*TASK INSTRUCTIONS*:
Read through the data and report every line in which the word "Answer" occurs.

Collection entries
☆ ☆ ☆ ☆

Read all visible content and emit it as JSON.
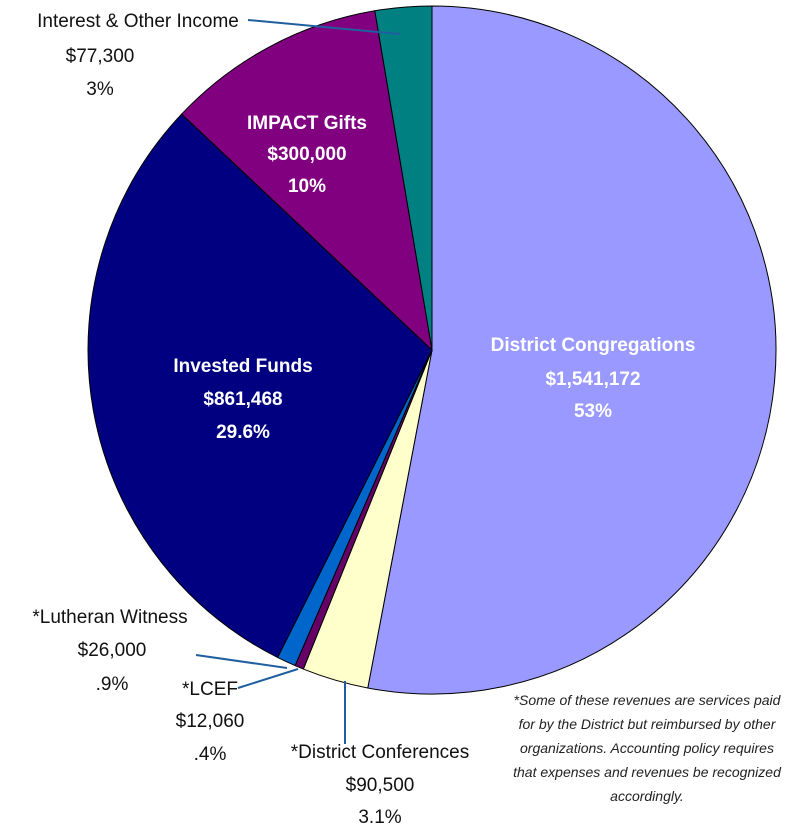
{
  "chart_data": {
    "type": "pie",
    "categories": [
      "District Congregations",
      "*District Conferences",
      "*LCEF",
      "*Lutheran Witness",
      "Invested Funds",
      "IMPACT Gifts",
      "Interest & Other Income"
    ],
    "values": [
      1541172,
      90500,
      12060,
      26000,
      861468,
      300000,
      77300
    ],
    "value_labels": [
      "$1,541,172",
      "$90,500",
      "$12,060",
      "$26,000",
      "$861,468",
      "$300,000",
      "$77,300"
    ],
    "percent_labels": [
      "53%",
      "3.1%",
      ".4%",
      ".9%",
      "29.6%",
      "10%",
      "3%"
    ],
    "colors": [
      "#9999ff",
      "#ffffcc",
      "#660066",
      "#0066cc",
      "#000080",
      "#800080",
      "#008080"
    ],
    "note": "*Some of these revenues are services paid for by the District but reimbursed by other organizations. Accounting policy requires that expenses and revenues be recognized accordingly."
  }
}
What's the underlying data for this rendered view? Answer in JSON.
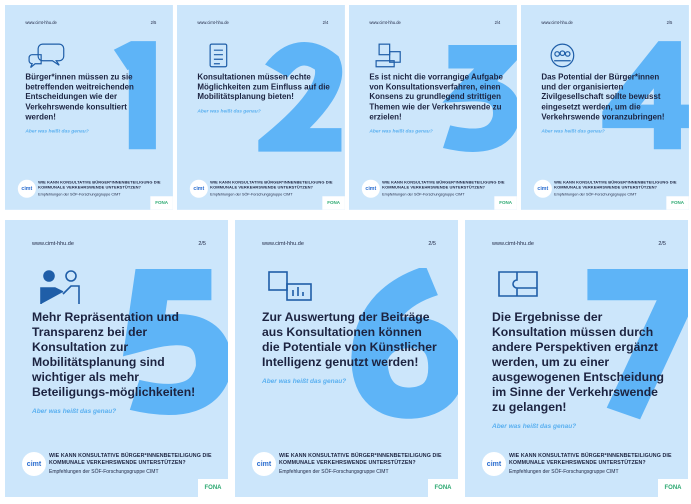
{
  "common": {
    "url": "www.cimt-hhu.de",
    "question": "Aber was heißt das genau?",
    "footer_title": "WIE KANN KONSULTATIVE BÜRGER*INNENBETEILIGUNG DIE KOMMUNALE VERKEHRSWENDE UNTERSTÜTZEN?",
    "footer_sub": "Empfehlungen der SÖF-Forschungsgruppe CIMT",
    "logo": "cimt",
    "partner_logo": "FONA"
  },
  "colors": {
    "card_bg": "#cce6fb",
    "number": "#5eb4f7",
    "text": "#1c2340",
    "accent": "#5ab0f0"
  },
  "cards": [
    {
      "number": "1",
      "page": "2/5",
      "icon": "speech-bubbles-icon",
      "headline": "Bürger*innen müssen zu sie betreffenden weitreichenden Entscheidungen wie der Verkehrswende konsultiert werden!"
    },
    {
      "number": "2",
      "page": "2/4",
      "icon": "clipboard-checklist-icon",
      "headline": "Konsultationen müssen echte Möglichkeiten zum Einfluss auf die Mobilitätsplanung bieten!"
    },
    {
      "number": "3",
      "page": "2/4",
      "icon": "question-boards-icon",
      "headline": "Es ist nicht die vorrangige Aufgabe von Konsultationsverfahren, einen Konsens zu grundlegend strittigen Themen wie der Verkehrswende zu erzielen!"
    },
    {
      "number": "4",
      "page": "2/5",
      "icon": "group-cycle-icon",
      "headline": "Das Potential der Bürger*innen und der organisierten Zivilgesellschaft sollte bewusst eingesetzt werden, um die Verkehrswende voranzubringen!"
    },
    {
      "number": "5",
      "page": "2/5",
      "icon": "handshake-icon",
      "headline": "Mehr Repräsentation und Transparenz bei der Konsultation zur Mobilitätsplanung sind wichtiger als mehr Beteiligungs-möglichkeiten!"
    },
    {
      "number": "6",
      "page": "2/5",
      "icon": "ai-chip-screen-icon",
      "headline": "Zur Auswertung der Beiträge aus Konsultationen können die Potentiale von Künstlicher Intelligenz genutzt werden!"
    },
    {
      "number": "7",
      "page": "2/5",
      "icon": "puzzle-icon",
      "headline": "Die Ergebnisse der Konsultation müssen durch andere Perspektiven ergänzt werden, um zu einer ausgewogenen Entscheidung im Sinne der Verkehrswende zu gelangen!"
    }
  ]
}
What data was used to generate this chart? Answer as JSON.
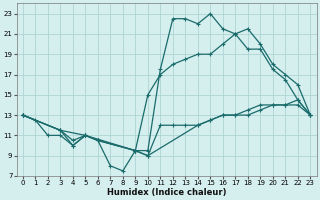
{
  "xlabel": "Humidex (Indice chaleur)",
  "bg_color": "#d5eeee",
  "grid_color": "#aed4d4",
  "line_color": "#1a6b6b",
  "xlim": [
    -0.5,
    23.5
  ],
  "ylim": [
    7,
    24
  ],
  "xticks": [
    0,
    1,
    2,
    3,
    4,
    5,
    6,
    7,
    8,
    9,
    10,
    11,
    12,
    13,
    14,
    15,
    16,
    17,
    18,
    19,
    20,
    21,
    22,
    23
  ],
  "yticks": [
    7,
    9,
    11,
    13,
    15,
    17,
    19,
    21,
    23
  ],
  "series": [
    {
      "x": [
        0,
        1,
        2,
        3,
        4,
        5,
        6,
        7,
        8,
        9,
        10,
        11,
        12,
        13,
        14,
        15,
        16,
        17,
        18,
        19,
        20,
        21,
        22,
        23
      ],
      "y": [
        13,
        12.5,
        11,
        11,
        10,
        11,
        10.5,
        8,
        7.5,
        9.5,
        9.5,
        17.5,
        22.5,
        22.5,
        22,
        23,
        21.5,
        21,
        19.5,
        19.5,
        17.5,
        16.5,
        14.5,
        13
      ]
    },
    {
      "x": [
        0,
        3,
        5,
        9,
        10,
        11,
        12,
        13,
        14,
        15,
        16,
        17,
        18,
        19,
        20,
        21,
        22,
        23
      ],
      "y": [
        13,
        11.5,
        11,
        9.5,
        15,
        17,
        18,
        18.5,
        19,
        19,
        20,
        21,
        21.5,
        20,
        18,
        17,
        16,
        13
      ]
    },
    {
      "x": [
        0,
        3,
        4,
        5,
        6,
        9,
        10,
        11,
        12,
        13,
        14,
        15,
        16,
        17,
        18,
        19,
        20,
        21,
        22,
        23
      ],
      "y": [
        13,
        11.5,
        10.5,
        11,
        10.5,
        9.5,
        9,
        12,
        12,
        12,
        12,
        12.5,
        13,
        13,
        13,
        13.5,
        14,
        14,
        14,
        13
      ]
    },
    {
      "x": [
        0,
        3,
        4,
        5,
        6,
        9,
        10,
        14,
        15,
        16,
        17,
        18,
        19,
        20,
        21,
        22,
        23
      ],
      "y": [
        13,
        11.5,
        10,
        11,
        10.5,
        9.5,
        9,
        12,
        12.5,
        13,
        13,
        13.5,
        14,
        14,
        14,
        14.5,
        13
      ]
    }
  ]
}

☆ ☆ ☆ ☆

*TASK RESULT*:
What's the underlying data for this rendered view? Answer in JSON.
What data was used to generate this chart? Answer as JSON.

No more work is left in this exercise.